## Aim of the task
In your copy, reproduce the entries exactly as they are, minus the images.

## Given entries
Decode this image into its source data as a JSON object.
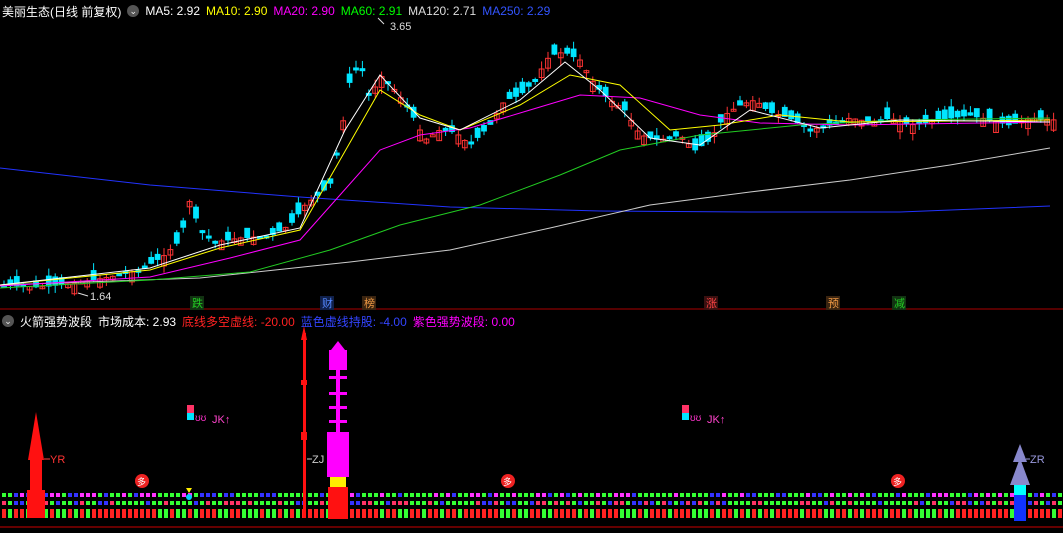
{
  "main_header": {
    "title": "美丽生态(日线 前复权)",
    "ma": [
      {
        "label": "MA5: 2.92",
        "color": "#ffffff"
      },
      {
        "label": "MA10: 2.90",
        "color": "#ffff00"
      },
      {
        "label": "MA20: 2.90",
        "color": "#ff00ff"
      },
      {
        "label": "MA60: 2.91",
        "color": "#00ff00"
      },
      {
        "label": "MA120: 2.71",
        "color": "#dddddd"
      },
      {
        "label": "MA250: 2.29",
        "color": "#0000ff"
      }
    ]
  },
  "price_labels": {
    "high": "3.65",
    "low": "1.64"
  },
  "event_tags": [
    {
      "text": "跌",
      "color": "#22aa22"
    },
    {
      "text": "财",
      "color": "#2255ee"
    },
    {
      "text": "榜",
      "color": "#cc7722"
    },
    {
      "text": "涨",
      "color": "#ee2222"
    },
    {
      "text": "预",
      "color": "#cc7722"
    },
    {
      "text": "减",
      "color": "#22aa22"
    }
  ],
  "indicator_header": {
    "name": "火箭强势波段",
    "cost_label": "市场成本: 2.93",
    "items": [
      {
        "label": "底线多空虚线: -20.00",
        "color": "#ff2222"
      },
      {
        "label": "蓝色虚线持股: -4.00",
        "color": "#3333ff"
      },
      {
        "label": "紫色强势波段: 0.00",
        "color": "#ff00ff"
      }
    ]
  },
  "signal_labels": {
    "yr": "YR",
    "zj": "ZJ",
    "zr": "ZR",
    "jk1": "JK↑",
    "jk2": "JK↑",
    "duo": "多"
  },
  "colors": {
    "up": "#ff3333",
    "down": "#00e5ff",
    "bg": "#000000",
    "divider": "#ff2222"
  }
}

## The reply
Decode this image into its source data as a JSON object.
{
  "main_header": {
    "title": "美丽生态(日线 前复权)",
    "ma": [
      {
        "label": "MA5: 2.92",
        "color": "#ffffff"
      },
      {
        "label": "MA10: 2.90",
        "color": "#ffff00"
      },
      {
        "label": "MA20: 2.90",
        "color": "#ff00ff"
      },
      {
        "label": "MA60: 2.91",
        "color": "#00ff00"
      },
      {
        "label": "MA120: 2.71",
        "color": "#dddddd"
      },
      {
        "label": "MA250: 2.29",
        "color": "#0000ff"
      }
    ]
  },
  "price_labels": {
    "high": "3.65",
    "low": "1.64"
  },
  "event_tags": [
    {
      "text": "跌",
      "color": "#22aa22"
    },
    {
      "text": "财",
      "color": "#2255ee"
    },
    {
      "text": "榜",
      "color": "#cc7722"
    },
    {
      "text": "涨",
      "color": "#ee2222"
    },
    {
      "text": "预",
      "color": "#cc7722"
    },
    {
      "text": "减",
      "color": "#22aa22"
    }
  ],
  "indicator_header": {
    "name": "火箭强势波段",
    "cost_label": "市场成本: 2.93",
    "items": [
      {
        "label": "底线多空虚线: -20.00",
        "color": "#ff2222"
      },
      {
        "label": "蓝色虚线持股: -4.00",
        "color": "#3333ff"
      },
      {
        "label": "紫色强势波段: 0.00",
        "color": "#ff00ff"
      }
    ]
  },
  "signal_labels": {
    "yr": "YR",
    "zj": "ZJ",
    "zr": "ZR",
    "jk1": "JK↑",
    "jk2": "JK↑",
    "duo": "多"
  },
  "colors": {
    "up": "#ff3333",
    "down": "#00e5ff",
    "bg": "#000000",
    "divider": "#ff2222"
  }
}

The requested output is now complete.